>> start Data

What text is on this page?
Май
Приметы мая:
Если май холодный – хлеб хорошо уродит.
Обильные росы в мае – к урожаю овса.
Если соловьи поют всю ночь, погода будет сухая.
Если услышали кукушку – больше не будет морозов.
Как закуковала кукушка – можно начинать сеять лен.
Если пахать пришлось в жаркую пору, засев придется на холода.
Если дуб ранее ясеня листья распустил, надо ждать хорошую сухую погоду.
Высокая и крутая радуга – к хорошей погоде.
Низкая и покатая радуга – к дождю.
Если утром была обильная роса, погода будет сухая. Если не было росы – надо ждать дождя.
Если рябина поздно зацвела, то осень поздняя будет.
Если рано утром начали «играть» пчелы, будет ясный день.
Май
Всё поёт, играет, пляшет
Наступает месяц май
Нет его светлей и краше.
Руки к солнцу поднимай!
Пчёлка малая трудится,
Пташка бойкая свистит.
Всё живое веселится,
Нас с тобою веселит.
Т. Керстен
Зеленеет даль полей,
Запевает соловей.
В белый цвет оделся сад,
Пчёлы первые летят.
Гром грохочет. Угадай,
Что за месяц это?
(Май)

>> end Data

• _Given problem_: Produce a verbatim transcription of the entries above.

• _Answer to this problem_:
What text is on this page?
Май
Приметы мая:
Если май холодный – хлеб хорошо уродит.
Обильные росы в мае – к урожаю овса.
Если соловьи поют всю ночь, погода будет сухая.
Если услышали кукушку – больше не будет морозов.
Как закуковала кукушка – можно начинать сеять лен.
Если пахать пришлось в жаркую пору, засев придется на холода.
Если дуб ранее ясеня листья распустил, надо ждать хорошую сухую погоду.
Высокая и крутая радуга – к хорошей погоде.
Низкая и покатая радуга – к дождю.
Если утром была обильная роса, погода будет сухая. Если не было росы – надо ждать дождя.
Если рябина поздно зацвела, то осень поздняя будет.
Если рано утром начали «играть» пчелы, будет ясный день.
Май
Всё поёт, играет, пляшет
Наступает месяц май
Нет его светлей и краше.
Руки к солнцу поднимай!
Пчёлка малая трудится,
Пташка бойкая свистит.
Всё живое веселится,
Нас с тобою веселит.
Т. Керстен
Зеленеет даль полей,
Запевает соловей.
В белый цвет оделся сад,
Пчёлы первые летят.
Гром грохочет. Угадай,
Что за месяц это?
(Май)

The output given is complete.